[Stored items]
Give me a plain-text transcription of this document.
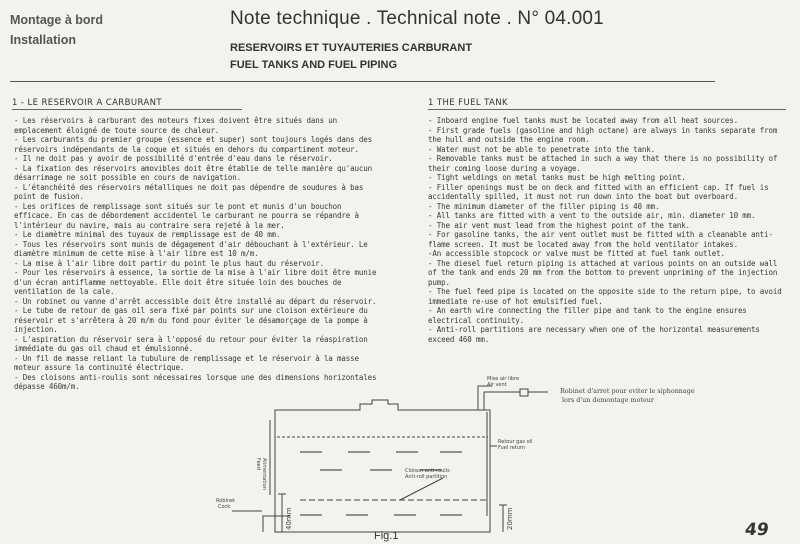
Montage à bord
Installation
Note technique . Technical note . N° 04.001
RESERVOIRS ET TUYAUTERIES CARBURANT
FUEL TANKS AND FUEL PIPING
1 - LE RESERVOIR A CARBURANT	1 THE FUEL TANK

- Les réservoirs à carburant des moteurs fixes doivent être situés dans un emplacement éloigné de toute source de chaleur.

- Les carburants du premier groupe (essence et super) sont toujours logés dans des réservoirs indépendants de la coque et situés en dehors du compartiment moteur.

- Il ne doit pas y avoir de possibilité d'entrée d'eau dans le réservoir.

- La fixation des réservoirs amovibles doit être établie de telle manière qu'aucun désarrimage ne soit possible en cours de navigation.

- L'étanchéité des réservoirs métalliques ne doit pas dépendre de soudures à bas point de fusion.

- Les orifices de remplissage sont situés sur le pont et munis d'un bouchon efficace. En cas de débordement accidentel le carburant ne pourra se répandre à l'intérieur du navire, mais au contraire sera rejeté à la mer.

- Le diamètre minimal des tuyaux de remplissage est de 40 mm.

- Tous les réservoirs sont munis de dégagement d'air débouchant à l'extérieur. Le diamètre minimum de cette mise à l'air libre est 10 m/m.

- La mise à l'air libre doit partir du point le plus haut du réservoir.

- Pour les réservoirs à essence, la sortie de la mise à l'air libre doit être munie d'un écran antiflamme nettoyable. Elle doit être située loin des bouches de ventilation de la cale.

- Un robinet ou vanne d'arrêt accessible doit être installé au départ du réservoir.

- Le tube de retour de gas oil sera fixé par points sur une cloison extérieure du réservoir et s'arrêtera à 20 m/m du fond pour éviter le désamorçage de la pompe à injection.

- L'aspiration du réservoir sera à l'opposé du retour pour éviter la réaspiration immédiate du gas oil chaud et émulsionné.

- Un fil de masse reliant la tubulure de remplissage et le réservoir à la masse moteur assure la continuité électrique.

- Des cloisons anti-roulis sont nécessaires lorsque une des dimensions horizontales dépasse 460m/m.

- Inboard engine fuel tanks must be located away from all heat sources.

- First grade fuels (gasoline and high octane) are always in tanks separate from the hull and outside the engine room.

- Water must not be able to penetrate into the tank.

- Removable tanks must be attached in such a way that there is no possibility of their coming loose during a voyage.

- Tight weldings on metal tanks must be high melting point.

- Filler openings must be on deck and fitted with an efficient cap. If fuel is accidentally spilled, it must not run down into the boat but overboard.

- The minimum diameter of the filler piping is 40 mm.

- All tanks are fitted with a vent to the outside air, min. diameter 10 mm.

- The air vent must lead from the highest point of the tank.

- For gasoline tanks, the air vent outlet must be fitted with a cleanable anti-flame screen. It must be located away from the hold ventilator intakes.

-An accessible stopcock or valve must be fitted at fuel tank outlet.

- The diesel fuel return piping is attached at various points on an outside wall of the tank and ends 20 mm from the bottom to prevent unpriming of the injection pump.

- The fuel feed pipe is located on the opposite side to the return pipe, to avoid immediate re-use of hot emulsified fuel.

- An earth wire connecting the filler pipe and tank to the engine ensures electrical continuity.

- Anti-roll partitions are necessary when one of the horizontal measurements exceed 460 mm.

Mise air libre
Air vent
Robinet d'arret pour eviter le siphonnage
lors d'un demontage moteur
Retour gas oil
Fuel return
Cloison anti-roulis
Anti-roll partition
Robinet
Cock
Alimentation
Feed
40mm	20mm
Fig.1	49
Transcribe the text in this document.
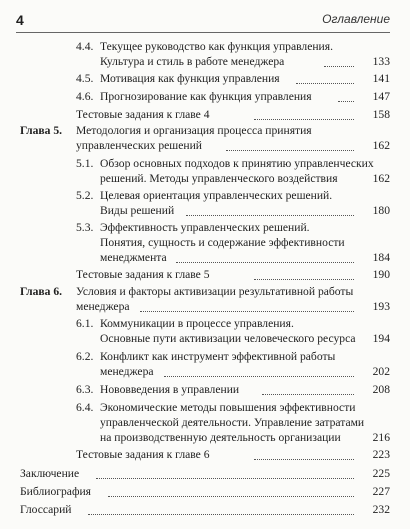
4	Оглавление
4.4. Текущее руководство как функция управления.
Культура и стиль в работе менеджера	133
4.5. Мотивация как функция управления	141
4.6. Прогнозирование как функция управления	147
Тестовые задания к главе 4	158
Глава 5. Методология и организация процесса принятия
управленческих решений	162
5.1. Обзор основных подходов к принятию управленческих
решений. Методы управленческого воздействия	162
5.2. Целевая ориентация управленческих решений.
Виды решений	180
5.3. Эффективность управленческих решений.
Понятия, сущность и содержание эффективности
менеджмента	184
Тестовые задания к главе 5	190
Глава 6. Условия и факторы активизации результативной работы
менеджера	193
6.1. Коммуникации в процессе управления.
Основные пути активизации человеческого ресурса 194
6.2. Конфликт как инструмент эффективной работы
менеджера	202
6.3. Нововведения в управлении	208
6.4. Экономические методы повышения эффективности
управленческой деятельности. Управление затратами
на производственную деятельность организации	216
Тестовые задания к главе 6	223
Заключение	225
Библиография	227
Глоссарий	232
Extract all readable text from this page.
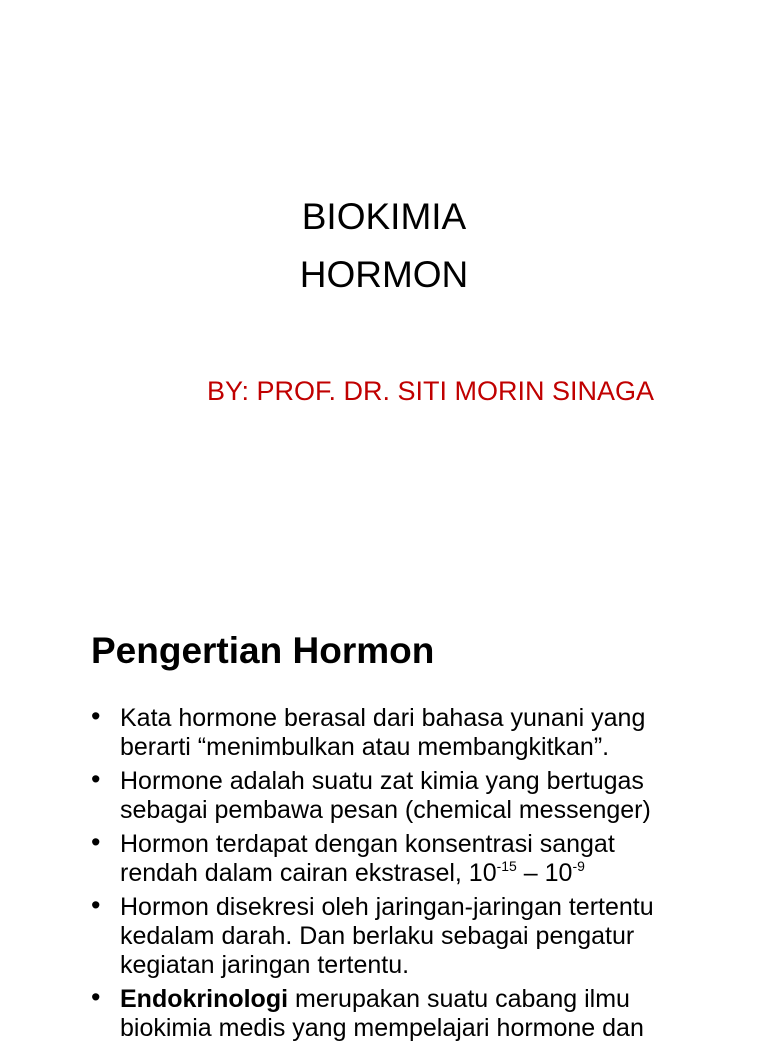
BIOKIMIA
HORMON
BY: PROF. DR. SITI MORIN SINAGA
Pengertian Hormon
• Kata hormone berasal dari bahasa yunani yang
berarti “menimbulkan atau membangkitkan”.
• Hormone adalah suatu zat kimia yang bertugas
sebagai pembawa pesan (chemical messenger)
• Hormon terdapat dengan konsentrasi sangat
rendah dalam cairan ekstrasel, $10^{-15} - 10^{-9}$
• Hormon disekresi oleh jaringan-jaringan tertentu
kedalam darah. Dan berlaku sebagai pengatur
kegiatan jaringan tertentu.
• Endokrinologi merupakan suatu cabang ilmu
biokimia medis yang mempelajari hormone dan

YOUR GOAL:
Reproduce all of the data exactly; the pictures do not belong in the copy.

WRITTEN SOLUTION:
Give me a plain-text transcription of this document.
Montage à bord
Installation
Note technique . Technical note . N° 04.001
RESERVOIRS ET TUYAUTERIES CARBURANT
FUEL TANKS AND FUEL PIPING
1 - LE RESERVOIR A CARBURANT	1 THE FUEL TANK

- Les réservoirs à carburant des moteurs fixes doivent être situés dans un emplacement éloigné de toute source de chaleur.

- Les carburants du premier groupe (essence et super) sont toujours logés dans des réservoirs indépendants de la coque et situés en dehors du compartiment moteur.

- Il ne doit pas y avoir de possibilité d'entrée d'eau dans le réservoir.

- La fixation des réservoirs amovibles doit être établie de telle manière qu'aucun désarrimage ne soit possible en cours de navigation.

- L'étanchéité des réservoirs métalliques ne doit pas dépendre de soudures à bas point de fusion.

- Les orifices de remplissage sont situés sur le pont et munis d'un bouchon efficace. En cas de débordement accidentel le carburant ne pourra se répandre à l'intérieur du navire, mais au contraire sera rejeté à la mer.

- Le diamètre minimal des tuyaux de remplissage est de 40 mm.

- Tous les réservoirs sont munis de dégagement d'air débouchant à l'extérieur. Le diamètre minimum de cette mise à l'air libre est 10 m/m.

- La mise à l'air libre doit partir du point le plus haut du réservoir.

- Pour les réservoirs à essence, la sortie de la mise à l'air libre doit être munie d'un écran antiflamme nettoyable. Elle doit être située loin des bouches de ventilation de la cale.

- Un robinet ou vanne d'arrêt accessible doit être installé au départ du réservoir.

- Le tube de retour de gas oil sera fixé par points sur une cloison extérieure du réservoir et s'arrêtera à 20 m/m du fond pour éviter le désamorçage de la pompe à injection.

- L'aspiration du réservoir sera à l'opposé du retour pour éviter la réaspiration immédiate du gas oil chaud et émulsionné.

- Un fil de masse reliant la tubulure de remplissage et le réservoir à la masse moteur assure la continuité électrique.

- Des cloisons anti-roulis sont nécessaires lorsque une des dimensions horizontales dépasse 460m/m.

- Inboard engine fuel tanks must be located away from all heat sources.

- First grade fuels (gasoline and high octane) are always in tanks separate from the hull and outside the engine room.

- Water must not be able to penetrate into the tank.

- Removable tanks must be attached in such a way that there is no possibility of their coming loose during a voyage.

- Tight weldings on metal tanks must be high melting point.

- Filler openings must be on deck and fitted with an efficient cap. If fuel is accidentally spilled, it must not run down into the boat but overboard.

- The minimum diameter of the filler piping is 40 mm.

- All tanks are fitted with a vent to the outside air, min. diameter 10 mm.

- The air vent must lead from the highest point of the tank.

- For gasoline tanks, the air vent outlet must be fitted with a cleanable anti-flame screen. It must be located away from the hold ventilator intakes.

-An accessible stopcock or valve must be fitted at fuel tank outlet.

- The diesel fuel return piping is attached at various points on an outside wall of the tank and ends 20 mm from the bottom to prevent unpriming of the injection pump.

- The fuel feed pipe is located on the opposite side to the return pipe, to avoid immediate re-use of hot emulsified fuel.

- An earth wire connecting the filler pipe and tank to the engine ensures electrical continuity.

- Anti-roll partitions are necessary when one of the horizontal measurements exceed 460 mm.

Mise air libre
Air vent
Robinet d'arret pour eviter le siphonnage
lors d'un demontage moteur
Retour gas oil
Fuel return
Cloison anti-roulis
Anti-roll partition
Robinet
Cock
Alimentation
Feed
40mm	20mm
Fig.1	49
Transcribe the text in this document.
4	Оглавление
4.4. Текущее руководство как функция управления.
Культура и стиль в работе менеджера	133
4.5. Мотивация как функция управления	141
4.6. Прогнозирование как функция управления	147
Тестовые задания к главе 4	158
Глава 5. Методология и организация процесса принятия
управленческих решений	162
5.1. Обзор основных подходов к принятию управленческих
решений. Методы управленческого воздействия	162
5.2. Целевая ориентация управленческих решений.
Виды решений	180
5.3. Эффективность управленческих решений.
Понятия, сущность и содержание эффективности
менеджмента	184
Тестовые задания к главе 5	190
Глава 6. Условия и факторы активизации результативной работы
менеджера	193
6.1. Коммуникации в процессе управления.
Основные пути активизации человеческого ресурса 194
6.2. Конфликт как инструмент эффективной работы
менеджера	202
6.3. Нововведения в управлении	208
6.4. Экономические методы повышения эффективности
управленческой деятельности. Управление затратами
на производственную деятельность организации	216
Тестовые задания к главе 6	223
Заключение	225
Библиография	227
Глоссарий	232
Extract all readable text from this page.
BIOKIMIA
HORMON
BY: PROF. DR. SITI MORIN SINAGA
Pengertian Hormon
• Kata hormone berasal dari bahasa yunani yang
berarti “menimbulkan atau membangkitkan”.
• Hormone adalah suatu zat kimia yang bertugas
sebagai pembawa pesan (chemical messenger)
• Hormon terdapat dengan konsentrasi sangat
rendah dalam cairan ekstrasel, $10^{-15} - 10^{-9}$
• Hormon disekresi oleh jaringan-jaringan tertentu
kedalam darah. Dan berlaku sebagai pengatur
kegiatan jaringan tertentu.
• Endokrinologi merupakan suatu cabang ilmu
biokimia medis yang mempelajari hormone dan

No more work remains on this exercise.